- Stated task -
Write out every record in full, exactly as written, please.

- Data excerpts -
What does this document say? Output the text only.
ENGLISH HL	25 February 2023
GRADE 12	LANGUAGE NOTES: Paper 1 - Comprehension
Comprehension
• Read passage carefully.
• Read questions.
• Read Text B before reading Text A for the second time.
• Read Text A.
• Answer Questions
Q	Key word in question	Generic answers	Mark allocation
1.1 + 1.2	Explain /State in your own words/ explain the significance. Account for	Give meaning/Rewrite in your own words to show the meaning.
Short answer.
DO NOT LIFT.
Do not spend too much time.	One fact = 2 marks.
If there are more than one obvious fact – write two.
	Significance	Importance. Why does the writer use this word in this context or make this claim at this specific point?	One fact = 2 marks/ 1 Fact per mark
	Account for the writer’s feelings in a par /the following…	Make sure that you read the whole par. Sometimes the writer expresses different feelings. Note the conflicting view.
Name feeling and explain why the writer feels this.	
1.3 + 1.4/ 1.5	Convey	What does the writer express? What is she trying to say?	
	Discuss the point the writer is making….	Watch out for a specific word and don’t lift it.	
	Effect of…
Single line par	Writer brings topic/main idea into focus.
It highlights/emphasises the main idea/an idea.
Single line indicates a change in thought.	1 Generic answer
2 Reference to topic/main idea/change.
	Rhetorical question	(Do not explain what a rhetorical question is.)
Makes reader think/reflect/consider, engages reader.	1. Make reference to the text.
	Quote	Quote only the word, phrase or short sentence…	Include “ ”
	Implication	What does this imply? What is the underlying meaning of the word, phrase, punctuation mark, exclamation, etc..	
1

- Answer in full -
What does this document say? Output the text only.
ENGLISH HL	25 February 2023
GRADE 12	LANGUAGE NOTES: Paper 1 - Comprehension
Comprehension
• Read passage carefully.
• Read questions.
• Read Text B before reading Text A for the second time.
• Read Text A.
• Answer Questions
Q	Key word in question	Generic answers	Mark allocation
1.1 + 1.2	Explain /State in your own words/ explain the significance. Account for	Give meaning/Rewrite in your own words to show the meaning.
Short answer.
DO NOT LIFT.
Do not spend too much time.	One fact = 2 marks.
If there are more than one obvious fact – write two.
	Significance	Importance. Why does the writer use this word in this context or make this claim at this specific point?	One fact = 2 marks/ 1 Fact per mark
	Account for the writer’s feelings in a par /the following…	Make sure that you read the whole par. Sometimes the writer expresses different feelings. Note the conflicting view.
Name feeling and explain why the writer feels this.	
1.3 + 1.4/ 1.5	Convey	What does the writer express? What is she trying to say?	
	Discuss the point the writer is making….	Watch out for a specific word and don’t lift it.	
	Effect of…
Single line par	Writer brings topic/main idea into focus.
It highlights/emphasises the main idea/an idea.
Single line indicates a change in thought.	1 Generic answer
2 Reference to topic/main idea/change.
	Rhetorical question	(Do not explain what a rhetorical question is.)
Makes reader think/reflect/consider, engages reader.	1. Make reference to the text.
	Quote	Quote only the word, phrase or short sentence…	Include “ ”
	Implication	What does this imply? What is the underlying meaning of the word, phrase, punctuation mark, exclamation, etc..	
1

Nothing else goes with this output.